BEGIN

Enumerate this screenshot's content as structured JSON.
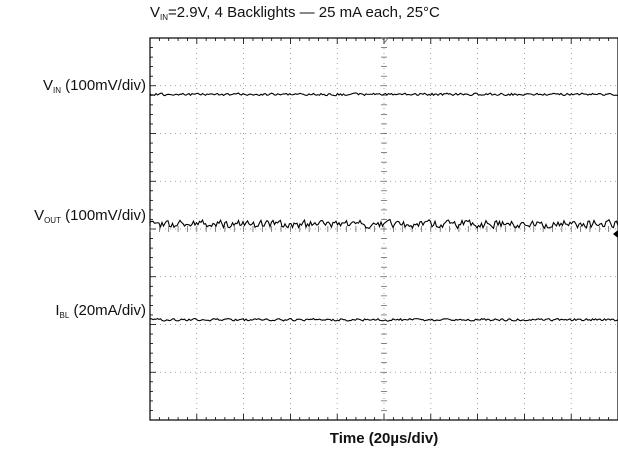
{
  "chart_data": {
    "type": "line",
    "title": {
      "main": "V",
      "sub": "IN",
      "rest": "=2.9V, 4 Backlights — 25 mA each, 25°C"
    },
    "xlabel": "Time (20µs/div)",
    "grid": true,
    "divisions": {
      "x": 10,
      "y": 8
    },
    "series": [
      {
        "name_main": "V",
        "name_sub": "IN",
        "name_rest": " (100mV/div)",
        "level_div": 1.18,
        "ripple_div": 0.03,
        "seed": 7
      },
      {
        "name_main": "V",
        "name_sub": "OUT",
        "name_rest": " (100mV/div)",
        "level_div": 3.9,
        "ripple_div": 0.1,
        "seed": 21
      },
      {
        "name_main": "I",
        "name_sub": "BL",
        "name_rest": " (20mA/div)",
        "level_div": 5.9,
        "ripple_div": 0.03,
        "seed": 42
      }
    ]
  }
}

END

SET EXERCISE: Reproduce all entries without any change, and omit the pictures.

RESULT OF THIS EXERCISE:
Enumerate this screenshot's content as structured JSON.
{
  "chart_data": {
    "type": "line",
    "title": {
      "main": "V",
      "sub": "IN",
      "rest": "=2.9V, 4 Backlights — 25 mA each, 25°C"
    },
    "xlabel": "Time (20µs/div)",
    "grid": true,
    "divisions": {
      "x": 10,
      "y": 8
    },
    "series": [
      {
        "name_main": "V",
        "name_sub": "IN",
        "name_rest": " (100mV/div)",
        "level_div": 1.18,
        "ripple_div": 0.03,
        "seed": 7
      },
      {
        "name_main": "V",
        "name_sub": "OUT",
        "name_rest": " (100mV/div)",
        "level_div": 3.9,
        "ripple_div": 0.1,
        "seed": 21
      },
      {
        "name_main": "I",
        "name_sub": "BL",
        "name_rest": " (20mA/div)",
        "level_div": 5.9,
        "ripple_div": 0.03,
        "seed": 42
      }
    ]
  }
}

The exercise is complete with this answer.